*Material for this task*:
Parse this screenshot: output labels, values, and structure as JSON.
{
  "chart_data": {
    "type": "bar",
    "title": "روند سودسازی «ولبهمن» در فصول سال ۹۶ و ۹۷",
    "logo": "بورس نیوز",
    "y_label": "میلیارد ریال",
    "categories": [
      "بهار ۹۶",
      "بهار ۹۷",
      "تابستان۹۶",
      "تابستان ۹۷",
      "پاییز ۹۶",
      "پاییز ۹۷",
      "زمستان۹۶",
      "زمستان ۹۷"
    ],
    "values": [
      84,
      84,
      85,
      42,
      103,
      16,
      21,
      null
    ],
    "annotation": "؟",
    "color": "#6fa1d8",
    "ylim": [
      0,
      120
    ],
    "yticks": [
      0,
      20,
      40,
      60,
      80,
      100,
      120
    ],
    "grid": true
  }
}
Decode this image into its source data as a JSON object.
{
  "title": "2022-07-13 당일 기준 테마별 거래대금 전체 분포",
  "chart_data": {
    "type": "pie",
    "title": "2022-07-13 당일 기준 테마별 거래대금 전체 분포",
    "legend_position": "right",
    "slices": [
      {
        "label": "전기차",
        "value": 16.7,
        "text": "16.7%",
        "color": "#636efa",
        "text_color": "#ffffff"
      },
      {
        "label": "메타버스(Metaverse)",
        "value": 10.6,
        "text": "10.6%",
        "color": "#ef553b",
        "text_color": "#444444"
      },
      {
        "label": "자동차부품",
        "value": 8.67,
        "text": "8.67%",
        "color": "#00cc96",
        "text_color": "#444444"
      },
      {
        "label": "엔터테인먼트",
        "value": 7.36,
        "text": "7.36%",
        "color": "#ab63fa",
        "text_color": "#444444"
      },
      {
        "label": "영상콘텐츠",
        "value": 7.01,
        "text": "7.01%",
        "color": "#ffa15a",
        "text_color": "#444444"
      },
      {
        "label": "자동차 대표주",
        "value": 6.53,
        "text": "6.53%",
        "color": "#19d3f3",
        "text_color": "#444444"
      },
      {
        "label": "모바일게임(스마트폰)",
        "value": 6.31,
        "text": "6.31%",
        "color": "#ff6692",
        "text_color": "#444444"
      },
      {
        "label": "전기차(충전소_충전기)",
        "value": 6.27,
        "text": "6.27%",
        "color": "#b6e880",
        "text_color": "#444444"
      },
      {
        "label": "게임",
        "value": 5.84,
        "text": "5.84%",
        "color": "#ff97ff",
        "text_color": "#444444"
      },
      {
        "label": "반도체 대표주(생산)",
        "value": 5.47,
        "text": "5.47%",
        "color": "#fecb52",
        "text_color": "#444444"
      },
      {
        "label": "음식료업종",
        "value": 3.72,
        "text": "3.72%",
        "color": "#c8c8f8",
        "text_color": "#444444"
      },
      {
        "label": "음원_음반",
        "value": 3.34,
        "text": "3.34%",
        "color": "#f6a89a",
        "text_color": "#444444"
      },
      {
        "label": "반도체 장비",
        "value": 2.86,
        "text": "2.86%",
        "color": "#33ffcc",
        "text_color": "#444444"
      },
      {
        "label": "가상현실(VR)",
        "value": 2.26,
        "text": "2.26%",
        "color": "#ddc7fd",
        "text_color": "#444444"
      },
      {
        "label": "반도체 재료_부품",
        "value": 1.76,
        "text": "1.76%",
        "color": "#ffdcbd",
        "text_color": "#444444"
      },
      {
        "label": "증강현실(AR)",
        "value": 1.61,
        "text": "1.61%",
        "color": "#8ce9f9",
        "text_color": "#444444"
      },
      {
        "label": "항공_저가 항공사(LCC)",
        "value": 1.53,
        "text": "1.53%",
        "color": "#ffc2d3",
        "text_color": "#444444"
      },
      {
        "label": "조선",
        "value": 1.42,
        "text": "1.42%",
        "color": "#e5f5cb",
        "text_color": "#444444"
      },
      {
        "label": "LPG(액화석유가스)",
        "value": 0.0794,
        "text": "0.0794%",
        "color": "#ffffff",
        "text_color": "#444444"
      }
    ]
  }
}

*Objective*: Transcribe all of the lines in the records precisely.

*Reply*:
Parse this screenshot: output labels, values, and structure as JSON.
{
  "chart_data": {
    "type": "bar",
    "title": "روند سودسازی «ولبهمن» در فصول سال ۹۶ و ۹۷",
    "logo": "بورس نیوز",
    "y_label": "میلیارد ریال",
    "categories": [
      "بهار ۹۶",
      "بهار ۹۷",
      "تابستان۹۶",
      "تابستان ۹۷",
      "پاییز ۹۶",
      "پاییز ۹۷",
      "زمستان۹۶",
      "زمستان ۹۷"
    ],
    "values": [
      84,
      84,
      85,
      42,
      103,
      16,
      21,
      null
    ],
    "annotation": "؟",
    "color": "#6fa1d8",
    "ylim": [
      0,
      120
    ],
    "yticks": [
      0,
      20,
      40,
      60,
      80,
      100,
      120
    ],
    "grid": true
  }
}
Decode this image into its source data as a JSON object.
{
  "title": "2022-07-13 당일 기준 테마별 거래대금 전체 분포",
  "chart_data": {
    "type": "pie",
    "title": "2022-07-13 당일 기준 테마별 거래대금 전체 분포",
    "legend_position": "right",
    "slices": [
      {
        "label": "전기차",
        "value": 16.7,
        "text": "16.7%",
        "color": "#636efa",
        "text_color": "#ffffff"
      },
      {
        "label": "메타버스(Metaverse)",
        "value": 10.6,
        "text": "10.6%",
        "color": "#ef553b",
        "text_color": "#444444"
      },
      {
        "label": "자동차부품",
        "value": 8.67,
        "text": "8.67%",
        "color": "#00cc96",
        "text_color": "#444444"
      },
      {
        "label": "엔터테인먼트",
        "value": 7.36,
        "text": "7.36%",
        "color": "#ab63fa",
        "text_color": "#444444"
      },
      {
        "label": "영상콘텐츠",
        "value": 7.01,
        "text": "7.01%",
        "color": "#ffa15a",
        "text_color": "#444444"
      },
      {
        "label": "자동차 대표주",
        "value": 6.53,
        "text": "6.53%",
        "color": "#19d3f3",
        "text_color": "#444444"
      },
      {
        "label": "모바일게임(스마트폰)",
        "value": 6.31,
        "text": "6.31%",
        "color": "#ff6692",
        "text_color": "#444444"
      },
      {
        "label": "전기차(충전소_충전기)",
        "value": 6.27,
        "text": "6.27%",
        "color": "#b6e880",
        "text_color": "#444444"
      },
      {
        "label": "게임",
        "value": 5.84,
        "text": "5.84%",
        "color": "#ff97ff",
        "text_color": "#444444"
      },
      {
        "label": "반도체 대표주(생산)",
        "value": 5.47,
        "text": "5.47%",
        "color": "#fecb52",
        "text_color": "#444444"
      },
      {
        "label": "음식료업종",
        "value": 3.72,
        "text": "3.72%",
        "color": "#c8c8f8",
        "text_color": "#444444"
      },
      {
        "label": "음원_음반",
        "value": 3.34,
        "text": "3.34%",
        "color": "#f6a89a",
        "text_color": "#444444"
      },
      {
        "label": "반도체 장비",
        "value": 2.86,
        "text": "2.86%",
        "color": "#33ffcc",
        "text_color": "#444444"
      },
      {
        "label": "가상현실(VR)",
        "value": 2.26,
        "text": "2.26%",
        "color": "#ddc7fd",
        "text_color": "#444444"
      },
      {
        "label": "반도체 재료_부품",
        "value": 1.76,
        "text": "1.76%",
        "color": "#ffdcbd",
        "text_color": "#444444"
      },
      {
        "label": "증강현실(AR)",
        "value": 1.61,
        "text": "1.61%",
        "color": "#8ce9f9",
        "text_color": "#444444"
      },
      {
        "label": "항공_저가 항공사(LCC)",
        "value": 1.53,
        "text": "1.53%",
        "color": "#ffc2d3",
        "text_color": "#444444"
      },
      {
        "label": "조선",
        "value": 1.42,
        "text": "1.42%",
        "color": "#e5f5cb",
        "text_color": "#444444"
      },
      {
        "label": "LPG(액화석유가스)",
        "value": 0.0794,
        "text": "0.0794%",
        "color": "#ffffff",
        "text_color": "#444444"
      }
    ]
  }
}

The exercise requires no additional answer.